▶ [What this task involves]:
Could you present every line from the beginning of the records through the line containing "- y-axis-label-line-4: energy: [8, 351, 124, 393]" as a numbered list, omitting blank lines?

▶ [Provided records]:
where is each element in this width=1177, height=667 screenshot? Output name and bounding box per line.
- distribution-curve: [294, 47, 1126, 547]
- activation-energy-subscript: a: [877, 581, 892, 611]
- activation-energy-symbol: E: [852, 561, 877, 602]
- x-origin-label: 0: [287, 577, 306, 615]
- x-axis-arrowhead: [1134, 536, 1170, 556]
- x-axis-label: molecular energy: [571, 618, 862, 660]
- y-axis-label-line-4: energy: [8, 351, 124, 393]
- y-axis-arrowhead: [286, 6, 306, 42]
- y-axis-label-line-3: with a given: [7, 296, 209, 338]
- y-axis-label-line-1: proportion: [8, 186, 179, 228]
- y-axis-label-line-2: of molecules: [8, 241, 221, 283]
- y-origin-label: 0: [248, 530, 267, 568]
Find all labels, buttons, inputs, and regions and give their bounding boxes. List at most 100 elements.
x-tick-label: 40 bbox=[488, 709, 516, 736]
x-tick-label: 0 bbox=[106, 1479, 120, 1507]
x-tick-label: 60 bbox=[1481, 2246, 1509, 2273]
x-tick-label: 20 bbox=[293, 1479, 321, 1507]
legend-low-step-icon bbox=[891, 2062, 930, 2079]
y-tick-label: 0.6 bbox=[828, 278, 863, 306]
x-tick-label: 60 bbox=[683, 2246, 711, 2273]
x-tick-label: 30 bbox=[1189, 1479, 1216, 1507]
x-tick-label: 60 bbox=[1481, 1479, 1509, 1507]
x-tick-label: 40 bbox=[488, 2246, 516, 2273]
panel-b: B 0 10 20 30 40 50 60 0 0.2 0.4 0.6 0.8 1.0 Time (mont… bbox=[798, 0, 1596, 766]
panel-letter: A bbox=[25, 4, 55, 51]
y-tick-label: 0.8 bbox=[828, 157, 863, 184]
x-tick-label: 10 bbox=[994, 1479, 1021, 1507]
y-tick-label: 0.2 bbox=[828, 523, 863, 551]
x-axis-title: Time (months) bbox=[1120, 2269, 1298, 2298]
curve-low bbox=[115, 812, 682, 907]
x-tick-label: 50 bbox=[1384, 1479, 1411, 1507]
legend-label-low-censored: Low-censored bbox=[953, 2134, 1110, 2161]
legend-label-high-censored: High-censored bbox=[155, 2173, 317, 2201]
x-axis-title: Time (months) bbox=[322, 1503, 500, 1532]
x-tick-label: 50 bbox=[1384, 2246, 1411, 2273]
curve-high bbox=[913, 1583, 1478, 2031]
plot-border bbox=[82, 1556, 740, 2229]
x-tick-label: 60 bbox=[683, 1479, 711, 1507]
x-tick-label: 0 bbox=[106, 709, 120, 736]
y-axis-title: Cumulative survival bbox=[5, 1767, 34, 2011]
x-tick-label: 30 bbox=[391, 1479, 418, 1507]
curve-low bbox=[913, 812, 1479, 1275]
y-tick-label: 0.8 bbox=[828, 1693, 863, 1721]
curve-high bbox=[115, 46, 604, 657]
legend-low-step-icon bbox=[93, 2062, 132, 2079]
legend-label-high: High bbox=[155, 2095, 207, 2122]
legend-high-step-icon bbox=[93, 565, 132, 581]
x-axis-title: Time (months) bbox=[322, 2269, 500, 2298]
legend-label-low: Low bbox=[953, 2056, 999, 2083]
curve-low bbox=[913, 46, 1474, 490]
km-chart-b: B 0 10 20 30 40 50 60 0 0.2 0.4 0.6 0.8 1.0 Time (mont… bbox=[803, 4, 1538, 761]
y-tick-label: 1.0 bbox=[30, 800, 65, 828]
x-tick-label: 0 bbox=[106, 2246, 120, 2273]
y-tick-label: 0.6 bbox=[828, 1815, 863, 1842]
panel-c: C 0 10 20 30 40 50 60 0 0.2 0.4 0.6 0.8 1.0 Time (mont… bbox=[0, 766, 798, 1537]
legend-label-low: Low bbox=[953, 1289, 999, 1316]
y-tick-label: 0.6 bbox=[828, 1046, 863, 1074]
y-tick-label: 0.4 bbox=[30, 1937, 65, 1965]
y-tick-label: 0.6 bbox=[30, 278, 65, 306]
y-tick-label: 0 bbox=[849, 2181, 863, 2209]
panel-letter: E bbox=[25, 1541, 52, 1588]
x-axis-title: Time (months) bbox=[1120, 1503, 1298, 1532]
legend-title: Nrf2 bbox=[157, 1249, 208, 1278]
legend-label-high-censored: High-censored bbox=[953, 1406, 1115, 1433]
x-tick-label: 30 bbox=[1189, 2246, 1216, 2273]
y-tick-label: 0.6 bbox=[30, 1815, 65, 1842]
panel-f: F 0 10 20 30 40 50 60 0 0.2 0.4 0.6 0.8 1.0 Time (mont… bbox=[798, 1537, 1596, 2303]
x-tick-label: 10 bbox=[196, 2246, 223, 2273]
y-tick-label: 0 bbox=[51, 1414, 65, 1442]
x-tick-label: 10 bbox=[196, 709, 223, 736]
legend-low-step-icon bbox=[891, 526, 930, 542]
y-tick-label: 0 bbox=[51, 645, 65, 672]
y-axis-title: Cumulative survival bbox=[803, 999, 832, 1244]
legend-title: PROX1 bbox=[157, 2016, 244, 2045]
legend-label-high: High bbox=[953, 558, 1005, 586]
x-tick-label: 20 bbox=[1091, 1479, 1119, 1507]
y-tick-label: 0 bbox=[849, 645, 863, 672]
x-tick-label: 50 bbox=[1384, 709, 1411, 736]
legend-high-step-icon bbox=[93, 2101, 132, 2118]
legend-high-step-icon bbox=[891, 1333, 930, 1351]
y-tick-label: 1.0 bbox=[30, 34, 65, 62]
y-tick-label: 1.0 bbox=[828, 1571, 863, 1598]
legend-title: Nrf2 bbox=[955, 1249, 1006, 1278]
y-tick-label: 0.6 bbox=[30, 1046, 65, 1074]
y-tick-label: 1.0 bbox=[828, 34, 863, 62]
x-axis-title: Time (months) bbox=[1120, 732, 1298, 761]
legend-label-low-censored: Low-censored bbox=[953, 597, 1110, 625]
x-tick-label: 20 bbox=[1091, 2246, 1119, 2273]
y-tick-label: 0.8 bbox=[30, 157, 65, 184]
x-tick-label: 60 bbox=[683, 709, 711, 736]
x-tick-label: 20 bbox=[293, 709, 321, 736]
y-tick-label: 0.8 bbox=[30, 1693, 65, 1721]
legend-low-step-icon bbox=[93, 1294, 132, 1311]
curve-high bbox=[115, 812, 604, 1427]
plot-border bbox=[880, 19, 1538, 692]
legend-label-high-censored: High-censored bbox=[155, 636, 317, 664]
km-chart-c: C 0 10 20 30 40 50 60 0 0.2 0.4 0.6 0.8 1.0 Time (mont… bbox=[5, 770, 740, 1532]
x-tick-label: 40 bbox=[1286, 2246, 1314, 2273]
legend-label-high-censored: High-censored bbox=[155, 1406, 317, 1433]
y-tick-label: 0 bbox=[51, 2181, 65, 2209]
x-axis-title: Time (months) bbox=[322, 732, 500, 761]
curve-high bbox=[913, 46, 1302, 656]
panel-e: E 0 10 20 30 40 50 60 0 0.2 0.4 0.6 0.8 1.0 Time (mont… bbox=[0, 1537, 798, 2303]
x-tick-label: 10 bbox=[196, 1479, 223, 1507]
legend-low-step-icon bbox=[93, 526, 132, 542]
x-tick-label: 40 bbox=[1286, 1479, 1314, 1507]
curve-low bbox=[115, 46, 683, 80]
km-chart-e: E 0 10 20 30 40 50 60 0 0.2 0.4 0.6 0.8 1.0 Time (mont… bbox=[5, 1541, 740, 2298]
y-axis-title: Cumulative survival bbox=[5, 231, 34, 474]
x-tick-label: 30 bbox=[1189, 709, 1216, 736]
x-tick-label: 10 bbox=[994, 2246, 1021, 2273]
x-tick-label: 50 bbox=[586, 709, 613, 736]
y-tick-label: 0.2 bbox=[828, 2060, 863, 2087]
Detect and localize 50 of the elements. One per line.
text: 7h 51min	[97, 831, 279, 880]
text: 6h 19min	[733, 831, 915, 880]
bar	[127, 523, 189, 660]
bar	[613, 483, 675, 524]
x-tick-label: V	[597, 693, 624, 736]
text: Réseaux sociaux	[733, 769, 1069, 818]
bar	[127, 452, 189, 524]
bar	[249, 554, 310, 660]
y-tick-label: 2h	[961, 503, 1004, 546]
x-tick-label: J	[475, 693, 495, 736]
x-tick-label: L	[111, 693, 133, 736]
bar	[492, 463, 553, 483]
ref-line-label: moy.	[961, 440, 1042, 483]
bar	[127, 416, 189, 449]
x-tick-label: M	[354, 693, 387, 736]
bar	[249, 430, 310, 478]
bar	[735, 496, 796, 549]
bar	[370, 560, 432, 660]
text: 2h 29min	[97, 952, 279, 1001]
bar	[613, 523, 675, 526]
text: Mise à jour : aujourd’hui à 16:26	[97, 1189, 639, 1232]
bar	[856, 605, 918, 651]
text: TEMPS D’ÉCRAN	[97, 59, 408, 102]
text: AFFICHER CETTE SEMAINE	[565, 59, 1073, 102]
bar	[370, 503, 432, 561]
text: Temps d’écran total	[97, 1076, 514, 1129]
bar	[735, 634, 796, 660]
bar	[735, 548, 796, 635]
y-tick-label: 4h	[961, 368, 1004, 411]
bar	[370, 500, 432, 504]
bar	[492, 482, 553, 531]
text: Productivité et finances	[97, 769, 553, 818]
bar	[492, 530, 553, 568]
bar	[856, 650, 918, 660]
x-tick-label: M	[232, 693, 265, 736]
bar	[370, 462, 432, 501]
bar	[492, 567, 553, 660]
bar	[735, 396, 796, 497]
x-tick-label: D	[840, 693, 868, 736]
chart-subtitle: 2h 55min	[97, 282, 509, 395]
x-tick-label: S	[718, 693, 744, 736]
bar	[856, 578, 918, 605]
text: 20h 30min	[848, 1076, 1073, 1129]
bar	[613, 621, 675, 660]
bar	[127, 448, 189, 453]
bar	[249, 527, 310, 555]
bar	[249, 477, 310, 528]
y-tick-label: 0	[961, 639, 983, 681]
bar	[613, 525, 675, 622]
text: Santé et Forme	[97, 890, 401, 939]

▶ [The result]:
1. where is each element in this width=1177, height=667 screenshot? Output name and bounding box per line.
2. - distribution-curve: [294, 47, 1126, 547]
3. - activation-energy-subscript: a: [877, 581, 892, 611]
4. - activation-energy-symbol: E: [852, 561, 877, 602]
5. - x-origin-label: 0: [287, 577, 306, 615]
6. - x-axis-arrowhead: [1134, 536, 1170, 556]
7. - x-axis-label: molecular energy: [571, 618, 862, 660]
8. - y-axis-label-line-4: energy: [8, 351, 124, 393]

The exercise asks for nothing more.